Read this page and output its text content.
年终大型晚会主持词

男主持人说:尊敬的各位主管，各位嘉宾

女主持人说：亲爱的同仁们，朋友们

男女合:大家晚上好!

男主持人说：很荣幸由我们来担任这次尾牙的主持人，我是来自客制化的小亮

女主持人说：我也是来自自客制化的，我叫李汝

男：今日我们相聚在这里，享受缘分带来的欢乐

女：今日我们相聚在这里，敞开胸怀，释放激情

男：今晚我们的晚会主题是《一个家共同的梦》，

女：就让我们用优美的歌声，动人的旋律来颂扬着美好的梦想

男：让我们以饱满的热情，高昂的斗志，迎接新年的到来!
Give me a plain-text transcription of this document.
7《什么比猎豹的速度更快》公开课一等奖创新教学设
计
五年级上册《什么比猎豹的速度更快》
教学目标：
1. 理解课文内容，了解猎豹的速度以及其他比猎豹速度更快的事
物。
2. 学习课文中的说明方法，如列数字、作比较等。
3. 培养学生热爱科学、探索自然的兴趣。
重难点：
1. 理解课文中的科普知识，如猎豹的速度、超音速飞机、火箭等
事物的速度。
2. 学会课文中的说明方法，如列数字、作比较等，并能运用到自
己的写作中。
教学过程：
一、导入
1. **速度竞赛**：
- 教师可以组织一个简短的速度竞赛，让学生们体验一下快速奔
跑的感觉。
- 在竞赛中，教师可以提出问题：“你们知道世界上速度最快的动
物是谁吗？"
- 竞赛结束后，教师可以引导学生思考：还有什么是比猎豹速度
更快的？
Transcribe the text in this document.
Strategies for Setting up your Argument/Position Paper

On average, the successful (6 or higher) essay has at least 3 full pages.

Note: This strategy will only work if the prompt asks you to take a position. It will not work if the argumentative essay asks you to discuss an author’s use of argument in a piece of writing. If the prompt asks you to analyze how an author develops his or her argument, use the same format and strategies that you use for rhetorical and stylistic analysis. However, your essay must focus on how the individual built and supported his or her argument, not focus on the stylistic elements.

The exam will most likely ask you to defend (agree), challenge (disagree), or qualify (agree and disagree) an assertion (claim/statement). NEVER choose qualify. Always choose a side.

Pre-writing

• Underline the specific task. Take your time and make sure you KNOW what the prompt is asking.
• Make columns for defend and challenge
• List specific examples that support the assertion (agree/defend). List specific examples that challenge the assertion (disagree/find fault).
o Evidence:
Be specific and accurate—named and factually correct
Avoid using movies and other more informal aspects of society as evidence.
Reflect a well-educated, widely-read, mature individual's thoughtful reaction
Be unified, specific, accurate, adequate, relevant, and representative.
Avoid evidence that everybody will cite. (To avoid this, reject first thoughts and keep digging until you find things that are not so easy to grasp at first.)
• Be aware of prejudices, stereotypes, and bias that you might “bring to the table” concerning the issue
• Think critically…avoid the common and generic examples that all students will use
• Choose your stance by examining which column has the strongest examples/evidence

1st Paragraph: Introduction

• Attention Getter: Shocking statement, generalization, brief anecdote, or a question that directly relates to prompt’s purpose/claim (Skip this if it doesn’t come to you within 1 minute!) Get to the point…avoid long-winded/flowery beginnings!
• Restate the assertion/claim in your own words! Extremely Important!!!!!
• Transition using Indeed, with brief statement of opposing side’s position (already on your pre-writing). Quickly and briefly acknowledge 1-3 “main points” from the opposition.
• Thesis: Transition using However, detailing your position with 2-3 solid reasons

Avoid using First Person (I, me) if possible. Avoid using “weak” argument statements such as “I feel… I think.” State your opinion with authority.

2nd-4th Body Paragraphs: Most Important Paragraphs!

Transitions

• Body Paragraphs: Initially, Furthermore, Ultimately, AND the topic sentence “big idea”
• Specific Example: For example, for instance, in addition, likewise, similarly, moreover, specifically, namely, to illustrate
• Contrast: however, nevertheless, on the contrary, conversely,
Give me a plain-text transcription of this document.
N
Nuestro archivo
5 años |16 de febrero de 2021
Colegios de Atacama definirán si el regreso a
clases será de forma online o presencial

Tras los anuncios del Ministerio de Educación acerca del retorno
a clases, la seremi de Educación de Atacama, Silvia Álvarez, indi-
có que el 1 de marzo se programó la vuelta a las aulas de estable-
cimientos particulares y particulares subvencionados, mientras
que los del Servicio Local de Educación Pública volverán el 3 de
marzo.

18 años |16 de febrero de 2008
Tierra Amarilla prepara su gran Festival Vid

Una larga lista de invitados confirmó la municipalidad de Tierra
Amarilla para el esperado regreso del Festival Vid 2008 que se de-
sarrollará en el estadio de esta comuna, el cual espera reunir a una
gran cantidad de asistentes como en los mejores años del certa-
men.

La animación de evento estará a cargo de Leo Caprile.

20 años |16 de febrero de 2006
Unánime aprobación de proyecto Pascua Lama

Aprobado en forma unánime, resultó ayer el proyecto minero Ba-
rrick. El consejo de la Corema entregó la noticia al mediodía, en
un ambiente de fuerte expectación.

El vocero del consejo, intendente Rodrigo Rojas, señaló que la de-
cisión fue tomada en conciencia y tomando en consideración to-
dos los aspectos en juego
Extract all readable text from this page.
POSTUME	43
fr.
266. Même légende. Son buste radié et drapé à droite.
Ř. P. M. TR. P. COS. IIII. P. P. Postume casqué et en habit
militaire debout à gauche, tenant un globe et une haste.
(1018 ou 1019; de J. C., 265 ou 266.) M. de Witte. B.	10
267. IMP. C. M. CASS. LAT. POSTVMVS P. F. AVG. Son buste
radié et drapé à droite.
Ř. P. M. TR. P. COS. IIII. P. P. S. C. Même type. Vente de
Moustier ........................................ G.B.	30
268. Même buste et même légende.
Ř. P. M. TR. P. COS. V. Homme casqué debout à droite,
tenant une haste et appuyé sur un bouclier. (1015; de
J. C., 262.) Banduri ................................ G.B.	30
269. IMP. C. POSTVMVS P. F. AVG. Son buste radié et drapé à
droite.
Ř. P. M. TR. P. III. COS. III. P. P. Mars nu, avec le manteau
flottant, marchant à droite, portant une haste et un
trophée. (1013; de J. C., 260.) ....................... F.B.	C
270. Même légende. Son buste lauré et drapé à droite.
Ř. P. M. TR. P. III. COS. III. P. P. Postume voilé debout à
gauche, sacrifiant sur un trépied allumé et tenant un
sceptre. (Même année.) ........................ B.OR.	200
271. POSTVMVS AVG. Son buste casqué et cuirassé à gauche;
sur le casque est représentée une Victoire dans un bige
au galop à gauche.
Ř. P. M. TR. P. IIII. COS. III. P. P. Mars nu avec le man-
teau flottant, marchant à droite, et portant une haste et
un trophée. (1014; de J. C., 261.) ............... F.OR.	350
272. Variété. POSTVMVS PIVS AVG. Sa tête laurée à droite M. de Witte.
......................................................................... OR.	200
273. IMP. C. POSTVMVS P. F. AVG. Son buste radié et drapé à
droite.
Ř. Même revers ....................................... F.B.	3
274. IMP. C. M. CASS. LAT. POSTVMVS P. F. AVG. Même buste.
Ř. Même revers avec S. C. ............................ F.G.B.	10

+-------+

■ **EXERCISE PROMPT**: Show the lines of the data that hold the word "avec".

■ **WRITTEN RESPONSE**:
Ř. P. M. TR. P. III. COS. III. P. P. Mars nu, avec le manteau
Ř. P. M. TR. P. IIII. COS. III. P. P. Mars nu avec le man-
Ř. Même revers avec S. C. ............................ F.G.B.	10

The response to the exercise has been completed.